SHORT PROBLEM A: In the passage about 1886, what was the average lifespan in the United States that year?
SHORT PROBLEM B: Revise the passage about 1886 starting at "Forever ago." and ending at "get my point.", swapping "lousy" for "miserable".

TEXT PASSAGE:
((

Before I tell you 12 things you should know about Matt Kilroy, the 1886 pitcher who did that, let’s get any dreamy-eyed 1886 nonsense out of the way.

Forever ago.

There are no “good old days.” You might think you missed out on something special, but you didn’t.

1886 was lousy. It was unsafe. It was unsanitary. And, the average lifespan in the United States was 39.

Albert Pujols, 41. Nelson Cruz, 40. Yadier Molina, 38. You get my point.

It was tuberculosis that probably got you. Or, rabid mad dogs in New York City. Or, a horse fell on you or a carriage ran over you. Or a bridge or building collapsed on you. Or your entire town burned down with you in it.

Or, you were a child, which was extremely dangerous. As John Graunt, the 17th-century founder of demography sweetly put it: “Being a child was to forever be on the brink of death.”

You think wearing a mask for a year was a bother?

Stop your whimpering.

))

Element region listings:

((

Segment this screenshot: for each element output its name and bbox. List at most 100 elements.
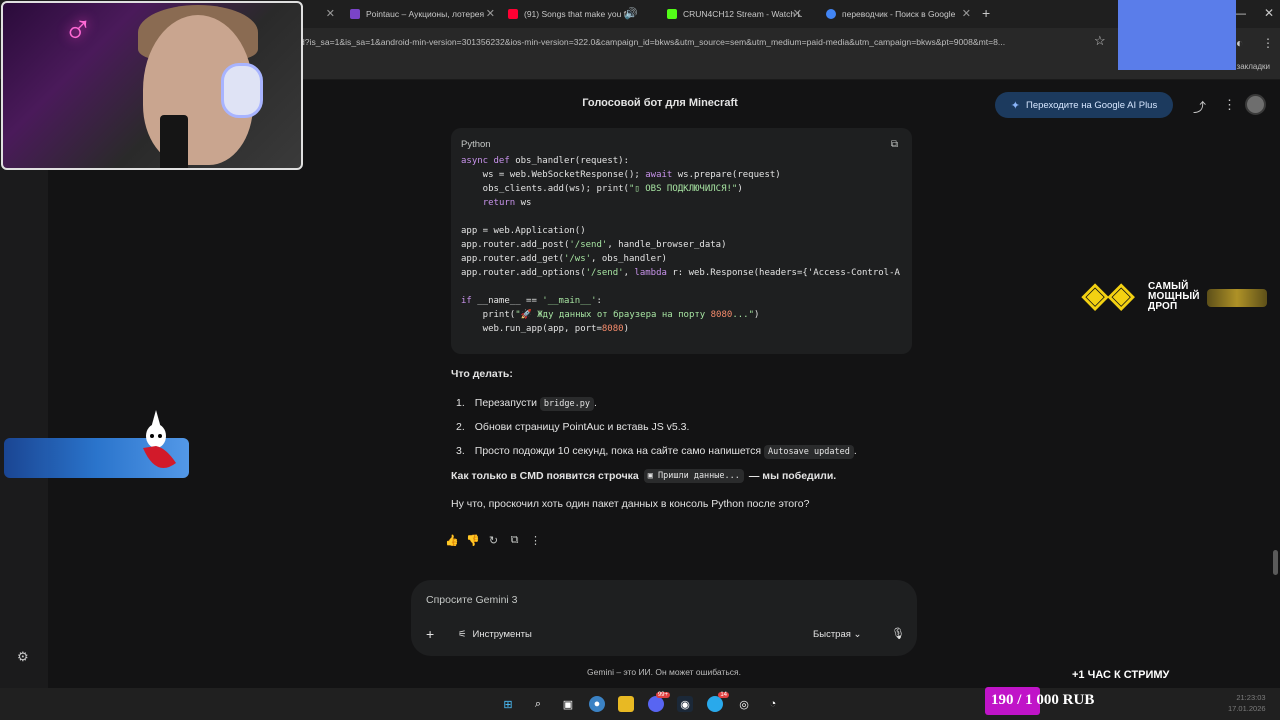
conversation-title: Голосовой бот для Minecraft (582, 97, 738, 109)
discord-icon[interactable]: 99+ (648, 692, 670, 712)
model-mode-select[interactable]: Быстрая ⌄ (813, 629, 861, 640)
code-line: app.router.add_get('/ws', obs_handler) (461, 254, 667, 264)
clock-time: 21:23:03 (1236, 693, 1266, 702)
weapon-image (1207, 289, 1267, 307)
mode-label: Быстрая (813, 629, 851, 640)
telegram-icon[interactable]: 14 (707, 692, 729, 712)
inline-code: Autosave updated (763, 445, 854, 459)
pointauc-favicon (350, 9, 360, 19)
file-explorer-icon[interactable] (618, 696, 634, 712)
chrome-icon[interactable]: ● (589, 696, 605, 712)
step-text: Обнови страницу PointAuc и вставь JS v5.… (474, 421, 690, 433)
hornet-figure-icon (143, 410, 176, 468)
step-number: 1. (456, 397, 465, 409)
code-line: app.router.add_post('/send', handle_brow… (461, 240, 727, 250)
tools-icon: ⚟ (458, 629, 467, 640)
step-suffix: . (593, 397, 597, 409)
chevron-down-icon: ⌄ (853, 629, 862, 640)
microphone-icon (160, 115, 188, 168)
browser-tab-pointauc[interactable]: Pointauc – Аукционы, лотерея ✕ (350, 4, 495, 24)
regenerate-icon[interactable]: ↻ (487, 534, 500, 547)
notification-badge: 14 (718, 692, 729, 698)
browser-tab-youtube[interactable]: (91) Songs that make you fe 🔊 (508, 4, 638, 24)
share-icon[interactable]: ⤴ (1193, 97, 1206, 116)
obs-icon[interactable]: ◎ (736, 696, 752, 712)
code-line: web.run_app(app, port=8080) (461, 324, 629, 334)
gemini-sidebar (0, 80, 48, 688)
tools-button[interactable]: ⚟ Инструменты (458, 629, 532, 640)
avatar[interactable] (1245, 94, 1266, 115)
list-item: 2. Обнови страницу PointAuc и вставь JS … (456, 415, 857, 439)
prompt-input[interactable]: Спросите Gemini 3 (426, 594, 518, 606)
copy-icon[interactable]: ⧉ (508, 534, 521, 547)
steam-icon[interactable]: ◉ (677, 696, 693, 712)
close-tab-icon[interactable]: ✕ (793, 7, 802, 20)
profile-icon[interactable]: ◐ (1236, 36, 1243, 50)
inline-code: ▣ Пришли данные... (643, 469, 744, 483)
url-field[interactable]: d?is_sa=1&is_sa=1&android-min-version=30… (300, 33, 1090, 52)
close-tab-icon[interactable]: ✕ (326, 7, 335, 20)
close-tab-icon[interactable]: ✕ (486, 7, 495, 20)
system-clock[interactable]: 21:23:03 17.01.2026 (1228, 692, 1266, 714)
upgrade-button[interactable]: ✦ Переходите на Google AI Plus (995, 92, 1173, 118)
thumbs-down-icon[interactable]: 👎 (466, 534, 480, 547)
prompt-box[interactable]: Спросите Gemini 3 + ⚟ Инструменты Быстра… (411, 580, 917, 656)
disclaimer: Gemini – это ИИ. Он может ошибаться. (587, 667, 741, 677)
tab-label: переводчик - Поиск в Google (842, 9, 956, 19)
neon-sign-icon: ♂ (63, 8, 93, 52)
close-tab-icon[interactable]: ✕ (962, 7, 971, 20)
step-text: Перезапусти (474, 397, 537, 409)
clock-date: 17.01.2026 (1228, 704, 1266, 713)
code-line: return ws (482, 198, 532, 208)
more-icon[interactable]: ⋮ (529, 534, 542, 547)
stream-note: +1 ЧАС К СТРИМУ (1072, 669, 1170, 681)
mic-icon[interactable]: 🎙 (891, 627, 905, 640)
response-actions: 👍 👎 ↻ ⧉ ⋮ (445, 534, 542, 547)
victory-text: Как только в CMD появится строчка (451, 470, 639, 482)
settings-gear-icon[interactable]: ⚙ (17, 649, 31, 664)
notification-badge: 99+ (655, 692, 670, 698)
copy-code-icon[interactable]: ⧉ (891, 139, 898, 150)
response-question: Ну что, проскочил хоть один пакет данных… (451, 498, 810, 510)
code-content: async def obs_handler(request): ws = web… (461, 154, 912, 336)
more-options-icon[interactable]: ⋮ (1223, 97, 1236, 113)
code-block: Python ⧉ async def obs_handler(request):… (451, 128, 912, 354)
tools-label: Инструменты (472, 629, 532, 640)
new-tab-button[interactable]: + (982, 5, 990, 21)
search-icon[interactable]: ⌕ (530, 696, 546, 712)
speedometer-icon[interactable]: ◔ (765, 696, 781, 712)
tab-label: CRUN4CH12 Stream - Watch Li (683, 9, 802, 19)
webcam-overlay: ♂ (1, 1, 303, 170)
task-view-icon[interactable]: ▣ (560, 696, 576, 712)
headphones-icon (221, 63, 263, 118)
youtube-favicon (508, 9, 518, 19)
promo-logo-icon: ◈◈ (1082, 276, 1135, 314)
menu-dots-icon[interactable]: ⋮ (1262, 36, 1274, 50)
step-number: 2. (456, 421, 465, 433)
upgrade-label: Переходите на Google AI Plus (1026, 99, 1158, 111)
code-line: obs_clients.add(ws); print("▯ OBS ПОДКЛЮ… (461, 184, 743, 194)
thumbs-up-icon[interactable]: 👍 (445, 534, 459, 547)
inline-code: bridge.py (539, 397, 594, 411)
promo-line: ДРОП (1148, 301, 1178, 312)
browser-tab[interactable]: ✕ (305, 4, 335, 24)
speaker-icon[interactable]: 🔊 (624, 7, 638, 20)
add-icon[interactable]: + (426, 626, 434, 642)
bookmark-star-icon[interactable]: ☆ (1094, 33, 1106, 49)
promo-text: САМЫЙ МОЩНЫЙ ДРОП (1148, 282, 1200, 312)
browser-tab-google[interactable]: переводчик - Поиск в Google ✕ (826, 4, 971, 24)
code-line: ws = web.WebSocketResponse(); await ws.p… (461, 170, 781, 180)
scrollbar-thumb[interactable] (1273, 550, 1278, 575)
sparkle-icon: ✦ (1010, 99, 1020, 112)
windows-start-icon[interactable]: ⊞ (500, 696, 516, 712)
close-window-icon[interactable]: ✕ (1264, 6, 1274, 20)
overlay-blue-block (1118, 0, 1236, 70)
steps-list: 1. Перезапусти bridge.py. 2. Обнови стра… (456, 391, 857, 463)
code-line: app.router.add_options('/send', lambda r… (461, 268, 900, 278)
what-to-do-heading: Что делать: (451, 368, 513, 380)
code-language-label: Python (461, 139, 491, 150)
google-favicon (826, 9, 836, 19)
browser-tab-kick[interactable]: CRUN4CH12 Stream - Watch Li ✕ (667, 4, 802, 24)
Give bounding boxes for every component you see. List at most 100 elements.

))

WRITTEN SOLUTION A: It was 39.

WRITTEN SOLUTION B:
Forever ago.

There are no “good old days.” You might think you missed out on something special, but you didn’t.

1886 was miserable. It was unsafe. It was unsanitary. And, the average lifespan in the United States was 39.

Albert Pujols, 41. Nelson Cruz, 40. Yadier Molina, 38. You get my point.